**What you are asked to do**
Pull out each line of the data that includes the word "marker".

**Data**
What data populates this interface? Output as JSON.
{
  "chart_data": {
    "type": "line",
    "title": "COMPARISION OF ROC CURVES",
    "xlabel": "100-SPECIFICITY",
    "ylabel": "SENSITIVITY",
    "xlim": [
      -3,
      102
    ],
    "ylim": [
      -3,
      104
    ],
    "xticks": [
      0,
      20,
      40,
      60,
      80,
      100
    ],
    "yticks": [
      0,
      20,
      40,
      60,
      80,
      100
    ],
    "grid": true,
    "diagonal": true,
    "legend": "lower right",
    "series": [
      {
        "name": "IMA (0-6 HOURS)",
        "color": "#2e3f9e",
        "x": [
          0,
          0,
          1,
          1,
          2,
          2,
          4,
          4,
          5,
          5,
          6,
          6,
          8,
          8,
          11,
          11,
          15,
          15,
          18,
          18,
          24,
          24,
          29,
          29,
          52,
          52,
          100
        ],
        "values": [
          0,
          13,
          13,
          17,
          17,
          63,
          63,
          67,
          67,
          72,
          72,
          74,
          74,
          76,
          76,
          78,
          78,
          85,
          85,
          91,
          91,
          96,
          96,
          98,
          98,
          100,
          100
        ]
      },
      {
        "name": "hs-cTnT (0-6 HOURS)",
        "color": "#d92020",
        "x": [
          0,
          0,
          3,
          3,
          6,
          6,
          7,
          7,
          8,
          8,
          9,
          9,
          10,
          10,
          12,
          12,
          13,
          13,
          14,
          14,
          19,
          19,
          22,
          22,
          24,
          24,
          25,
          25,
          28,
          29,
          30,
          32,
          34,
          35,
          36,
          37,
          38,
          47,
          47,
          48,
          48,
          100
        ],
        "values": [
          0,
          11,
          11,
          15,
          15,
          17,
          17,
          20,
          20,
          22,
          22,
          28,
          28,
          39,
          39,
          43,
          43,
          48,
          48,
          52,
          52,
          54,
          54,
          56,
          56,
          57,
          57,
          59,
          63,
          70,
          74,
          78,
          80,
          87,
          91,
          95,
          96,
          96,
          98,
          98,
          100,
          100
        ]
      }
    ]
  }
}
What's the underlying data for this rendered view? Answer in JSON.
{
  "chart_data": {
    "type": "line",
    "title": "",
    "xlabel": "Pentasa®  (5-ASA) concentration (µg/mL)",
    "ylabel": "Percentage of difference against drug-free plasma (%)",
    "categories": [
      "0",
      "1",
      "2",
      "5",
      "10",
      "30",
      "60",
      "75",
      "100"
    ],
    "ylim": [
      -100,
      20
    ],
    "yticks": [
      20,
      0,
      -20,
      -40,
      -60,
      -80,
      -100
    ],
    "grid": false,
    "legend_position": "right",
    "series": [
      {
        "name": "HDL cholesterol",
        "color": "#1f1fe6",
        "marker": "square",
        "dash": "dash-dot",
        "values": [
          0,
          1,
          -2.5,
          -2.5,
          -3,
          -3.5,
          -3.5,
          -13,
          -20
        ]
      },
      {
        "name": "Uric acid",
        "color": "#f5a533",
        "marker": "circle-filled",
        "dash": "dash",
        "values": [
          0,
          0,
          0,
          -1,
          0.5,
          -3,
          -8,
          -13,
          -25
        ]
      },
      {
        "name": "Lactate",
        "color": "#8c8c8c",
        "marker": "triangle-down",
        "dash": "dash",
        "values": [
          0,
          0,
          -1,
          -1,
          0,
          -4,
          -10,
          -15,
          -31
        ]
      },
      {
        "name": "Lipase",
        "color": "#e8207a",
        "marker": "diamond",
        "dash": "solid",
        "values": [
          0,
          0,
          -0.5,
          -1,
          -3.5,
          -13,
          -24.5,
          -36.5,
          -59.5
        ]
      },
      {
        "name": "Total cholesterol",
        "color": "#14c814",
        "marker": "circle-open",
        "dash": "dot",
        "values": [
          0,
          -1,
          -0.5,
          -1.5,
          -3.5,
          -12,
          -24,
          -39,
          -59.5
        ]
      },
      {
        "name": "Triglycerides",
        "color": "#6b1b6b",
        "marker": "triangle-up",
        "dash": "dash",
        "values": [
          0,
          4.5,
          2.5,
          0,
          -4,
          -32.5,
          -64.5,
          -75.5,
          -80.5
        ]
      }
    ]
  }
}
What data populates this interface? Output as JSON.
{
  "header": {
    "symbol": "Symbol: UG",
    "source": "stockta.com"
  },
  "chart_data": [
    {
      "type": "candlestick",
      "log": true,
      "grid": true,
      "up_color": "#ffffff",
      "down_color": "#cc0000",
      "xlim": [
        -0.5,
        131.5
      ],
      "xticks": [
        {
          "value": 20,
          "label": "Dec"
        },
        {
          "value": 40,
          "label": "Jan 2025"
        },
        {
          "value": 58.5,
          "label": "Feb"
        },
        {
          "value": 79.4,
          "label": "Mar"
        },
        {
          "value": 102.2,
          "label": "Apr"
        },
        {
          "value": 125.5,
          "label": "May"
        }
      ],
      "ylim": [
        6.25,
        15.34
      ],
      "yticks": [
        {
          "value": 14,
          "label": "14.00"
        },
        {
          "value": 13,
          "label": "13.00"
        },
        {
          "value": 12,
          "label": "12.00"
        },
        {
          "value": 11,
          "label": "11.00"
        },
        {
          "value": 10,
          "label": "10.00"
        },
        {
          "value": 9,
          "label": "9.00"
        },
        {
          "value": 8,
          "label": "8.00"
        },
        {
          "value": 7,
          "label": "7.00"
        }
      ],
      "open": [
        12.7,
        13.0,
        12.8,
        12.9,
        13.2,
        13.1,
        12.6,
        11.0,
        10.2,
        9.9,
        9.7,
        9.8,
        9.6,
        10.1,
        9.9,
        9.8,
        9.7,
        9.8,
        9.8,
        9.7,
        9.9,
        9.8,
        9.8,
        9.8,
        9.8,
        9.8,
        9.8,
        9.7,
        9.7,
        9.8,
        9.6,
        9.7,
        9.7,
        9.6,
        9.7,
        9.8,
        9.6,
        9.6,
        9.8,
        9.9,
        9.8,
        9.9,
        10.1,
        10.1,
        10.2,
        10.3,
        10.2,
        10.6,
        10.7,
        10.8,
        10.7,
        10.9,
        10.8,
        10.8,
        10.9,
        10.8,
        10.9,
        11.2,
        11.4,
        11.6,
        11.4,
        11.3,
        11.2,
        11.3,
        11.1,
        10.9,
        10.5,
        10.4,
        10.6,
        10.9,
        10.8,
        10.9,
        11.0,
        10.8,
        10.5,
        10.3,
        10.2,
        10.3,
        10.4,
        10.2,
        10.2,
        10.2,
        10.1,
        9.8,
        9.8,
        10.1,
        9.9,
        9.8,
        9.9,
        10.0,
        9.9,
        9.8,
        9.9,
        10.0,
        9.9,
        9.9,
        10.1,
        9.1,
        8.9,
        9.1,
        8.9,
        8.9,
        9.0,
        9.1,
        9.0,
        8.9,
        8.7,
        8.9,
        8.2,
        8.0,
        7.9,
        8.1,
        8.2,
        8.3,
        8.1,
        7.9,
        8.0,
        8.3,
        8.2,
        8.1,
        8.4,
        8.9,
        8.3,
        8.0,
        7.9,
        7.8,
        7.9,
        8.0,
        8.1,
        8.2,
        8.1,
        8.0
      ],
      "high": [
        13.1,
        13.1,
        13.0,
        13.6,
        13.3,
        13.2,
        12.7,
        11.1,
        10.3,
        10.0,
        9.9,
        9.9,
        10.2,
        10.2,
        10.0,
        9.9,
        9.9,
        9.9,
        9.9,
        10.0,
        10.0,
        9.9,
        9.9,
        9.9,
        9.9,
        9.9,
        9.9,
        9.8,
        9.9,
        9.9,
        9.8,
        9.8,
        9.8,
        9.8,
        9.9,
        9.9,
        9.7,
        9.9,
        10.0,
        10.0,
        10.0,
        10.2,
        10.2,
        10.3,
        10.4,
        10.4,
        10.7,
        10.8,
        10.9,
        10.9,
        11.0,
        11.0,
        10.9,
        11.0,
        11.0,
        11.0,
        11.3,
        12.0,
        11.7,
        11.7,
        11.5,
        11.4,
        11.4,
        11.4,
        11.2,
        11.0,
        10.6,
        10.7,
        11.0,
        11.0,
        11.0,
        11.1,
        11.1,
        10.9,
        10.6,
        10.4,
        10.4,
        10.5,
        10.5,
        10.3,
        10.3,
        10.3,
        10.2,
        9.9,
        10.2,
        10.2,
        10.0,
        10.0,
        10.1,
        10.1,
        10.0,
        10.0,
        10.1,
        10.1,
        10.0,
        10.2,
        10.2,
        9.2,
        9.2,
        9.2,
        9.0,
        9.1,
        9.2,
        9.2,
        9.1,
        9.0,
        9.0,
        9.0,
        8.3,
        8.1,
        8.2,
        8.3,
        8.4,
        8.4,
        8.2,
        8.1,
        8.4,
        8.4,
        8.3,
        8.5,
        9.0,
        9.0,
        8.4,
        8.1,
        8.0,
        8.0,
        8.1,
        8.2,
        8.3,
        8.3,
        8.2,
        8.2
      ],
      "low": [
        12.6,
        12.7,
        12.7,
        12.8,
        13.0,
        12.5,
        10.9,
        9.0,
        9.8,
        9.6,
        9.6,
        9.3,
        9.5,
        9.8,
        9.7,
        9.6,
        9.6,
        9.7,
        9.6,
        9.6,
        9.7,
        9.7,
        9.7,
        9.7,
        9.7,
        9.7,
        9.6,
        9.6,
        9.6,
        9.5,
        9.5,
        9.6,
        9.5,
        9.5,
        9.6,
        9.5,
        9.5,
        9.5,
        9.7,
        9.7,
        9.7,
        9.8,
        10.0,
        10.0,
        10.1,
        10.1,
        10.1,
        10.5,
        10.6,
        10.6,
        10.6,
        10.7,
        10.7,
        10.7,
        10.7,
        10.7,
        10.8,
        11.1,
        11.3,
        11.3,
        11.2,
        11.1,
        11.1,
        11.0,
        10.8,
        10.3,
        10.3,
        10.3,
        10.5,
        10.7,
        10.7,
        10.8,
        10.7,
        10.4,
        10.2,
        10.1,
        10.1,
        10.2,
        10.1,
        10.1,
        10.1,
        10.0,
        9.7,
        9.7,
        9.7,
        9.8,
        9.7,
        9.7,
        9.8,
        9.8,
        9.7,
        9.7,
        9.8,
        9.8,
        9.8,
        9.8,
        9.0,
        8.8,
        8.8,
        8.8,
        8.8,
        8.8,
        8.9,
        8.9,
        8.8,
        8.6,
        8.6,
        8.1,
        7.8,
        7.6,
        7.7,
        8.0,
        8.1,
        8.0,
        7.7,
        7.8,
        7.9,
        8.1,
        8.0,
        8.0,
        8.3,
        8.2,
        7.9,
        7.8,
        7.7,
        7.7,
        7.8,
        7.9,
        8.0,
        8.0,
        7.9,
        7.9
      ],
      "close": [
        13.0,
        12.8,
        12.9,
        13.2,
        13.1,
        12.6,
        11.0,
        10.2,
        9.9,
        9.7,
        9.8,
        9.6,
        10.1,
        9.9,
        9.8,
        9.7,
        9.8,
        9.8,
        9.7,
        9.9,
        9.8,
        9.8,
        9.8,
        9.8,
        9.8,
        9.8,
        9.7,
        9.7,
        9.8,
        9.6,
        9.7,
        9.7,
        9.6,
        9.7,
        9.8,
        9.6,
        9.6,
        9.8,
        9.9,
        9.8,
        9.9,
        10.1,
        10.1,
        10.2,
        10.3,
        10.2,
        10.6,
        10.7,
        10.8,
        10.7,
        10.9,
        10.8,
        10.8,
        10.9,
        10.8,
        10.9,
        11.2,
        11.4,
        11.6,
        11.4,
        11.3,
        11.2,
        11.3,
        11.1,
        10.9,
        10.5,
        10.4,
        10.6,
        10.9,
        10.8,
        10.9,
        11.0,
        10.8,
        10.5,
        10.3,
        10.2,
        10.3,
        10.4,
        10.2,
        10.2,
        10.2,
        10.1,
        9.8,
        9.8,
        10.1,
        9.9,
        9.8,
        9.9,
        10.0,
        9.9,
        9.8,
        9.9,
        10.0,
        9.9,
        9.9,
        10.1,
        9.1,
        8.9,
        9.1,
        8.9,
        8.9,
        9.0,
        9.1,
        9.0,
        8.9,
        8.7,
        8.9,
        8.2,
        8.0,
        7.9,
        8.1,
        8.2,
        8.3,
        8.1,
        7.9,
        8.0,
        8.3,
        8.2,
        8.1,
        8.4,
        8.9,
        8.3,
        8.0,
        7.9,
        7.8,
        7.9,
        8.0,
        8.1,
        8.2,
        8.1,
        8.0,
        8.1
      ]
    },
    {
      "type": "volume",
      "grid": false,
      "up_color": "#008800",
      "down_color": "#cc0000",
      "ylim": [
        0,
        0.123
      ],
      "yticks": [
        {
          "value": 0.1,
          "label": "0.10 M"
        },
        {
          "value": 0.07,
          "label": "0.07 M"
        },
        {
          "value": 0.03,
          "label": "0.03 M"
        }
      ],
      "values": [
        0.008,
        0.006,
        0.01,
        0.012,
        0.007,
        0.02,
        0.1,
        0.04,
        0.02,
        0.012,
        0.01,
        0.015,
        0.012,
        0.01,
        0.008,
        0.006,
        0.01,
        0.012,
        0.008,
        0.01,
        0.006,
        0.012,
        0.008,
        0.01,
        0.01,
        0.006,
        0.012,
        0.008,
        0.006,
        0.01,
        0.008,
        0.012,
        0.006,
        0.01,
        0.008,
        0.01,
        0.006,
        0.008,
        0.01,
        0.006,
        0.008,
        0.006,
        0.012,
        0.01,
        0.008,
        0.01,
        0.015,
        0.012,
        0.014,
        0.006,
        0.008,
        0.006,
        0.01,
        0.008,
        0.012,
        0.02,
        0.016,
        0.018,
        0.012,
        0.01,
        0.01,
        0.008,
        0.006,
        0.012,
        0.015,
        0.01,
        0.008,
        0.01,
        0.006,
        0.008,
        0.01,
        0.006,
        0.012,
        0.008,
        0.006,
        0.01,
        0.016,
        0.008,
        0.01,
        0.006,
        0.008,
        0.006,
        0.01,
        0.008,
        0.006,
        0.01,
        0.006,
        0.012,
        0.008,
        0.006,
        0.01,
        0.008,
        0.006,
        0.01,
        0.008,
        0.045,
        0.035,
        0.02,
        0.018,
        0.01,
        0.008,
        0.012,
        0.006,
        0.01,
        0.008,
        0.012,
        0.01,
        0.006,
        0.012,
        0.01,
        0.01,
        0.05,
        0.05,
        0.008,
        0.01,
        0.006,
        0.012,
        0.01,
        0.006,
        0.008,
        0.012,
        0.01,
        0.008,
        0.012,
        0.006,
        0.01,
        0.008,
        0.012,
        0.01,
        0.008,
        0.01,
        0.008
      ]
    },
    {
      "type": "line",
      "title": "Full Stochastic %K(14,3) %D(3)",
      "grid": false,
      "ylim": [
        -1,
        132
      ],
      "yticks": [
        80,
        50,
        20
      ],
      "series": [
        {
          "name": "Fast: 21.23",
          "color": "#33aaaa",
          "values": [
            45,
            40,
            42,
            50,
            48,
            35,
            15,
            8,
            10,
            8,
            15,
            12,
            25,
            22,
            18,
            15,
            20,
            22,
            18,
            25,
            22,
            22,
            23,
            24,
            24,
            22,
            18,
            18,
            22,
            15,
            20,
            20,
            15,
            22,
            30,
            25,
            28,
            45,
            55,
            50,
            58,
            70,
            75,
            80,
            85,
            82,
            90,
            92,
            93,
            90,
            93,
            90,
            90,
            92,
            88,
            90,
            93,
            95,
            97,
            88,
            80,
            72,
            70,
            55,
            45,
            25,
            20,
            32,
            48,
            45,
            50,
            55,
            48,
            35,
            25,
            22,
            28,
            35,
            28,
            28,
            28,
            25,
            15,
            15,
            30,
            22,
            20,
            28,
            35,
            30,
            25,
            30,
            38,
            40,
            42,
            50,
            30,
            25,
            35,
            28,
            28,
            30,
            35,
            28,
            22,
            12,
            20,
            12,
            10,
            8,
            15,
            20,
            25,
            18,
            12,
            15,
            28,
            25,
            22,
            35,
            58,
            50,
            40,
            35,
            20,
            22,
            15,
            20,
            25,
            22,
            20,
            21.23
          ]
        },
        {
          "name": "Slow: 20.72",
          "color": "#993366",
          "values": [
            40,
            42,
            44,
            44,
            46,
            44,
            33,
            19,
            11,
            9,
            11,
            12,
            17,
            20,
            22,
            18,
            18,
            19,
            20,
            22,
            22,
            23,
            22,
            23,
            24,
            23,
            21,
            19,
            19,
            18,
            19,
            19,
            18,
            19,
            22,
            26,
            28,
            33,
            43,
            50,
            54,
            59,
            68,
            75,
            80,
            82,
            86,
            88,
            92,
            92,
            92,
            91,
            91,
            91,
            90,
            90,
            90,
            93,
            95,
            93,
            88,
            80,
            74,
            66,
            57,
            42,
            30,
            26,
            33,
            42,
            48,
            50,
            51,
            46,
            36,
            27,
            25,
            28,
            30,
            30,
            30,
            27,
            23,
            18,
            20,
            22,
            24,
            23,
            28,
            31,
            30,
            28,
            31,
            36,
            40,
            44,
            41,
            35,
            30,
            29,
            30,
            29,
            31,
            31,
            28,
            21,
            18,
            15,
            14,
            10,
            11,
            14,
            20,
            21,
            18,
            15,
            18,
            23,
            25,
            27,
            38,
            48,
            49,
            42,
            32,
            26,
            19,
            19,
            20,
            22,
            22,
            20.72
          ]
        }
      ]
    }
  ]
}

**Result below**
        "marker": "square",
        "marker": "circle-filled",
        "marker": "triangle-down",
        "marker": "diamond",
        "marker": "circle-open",
        "marker": "triangle-up",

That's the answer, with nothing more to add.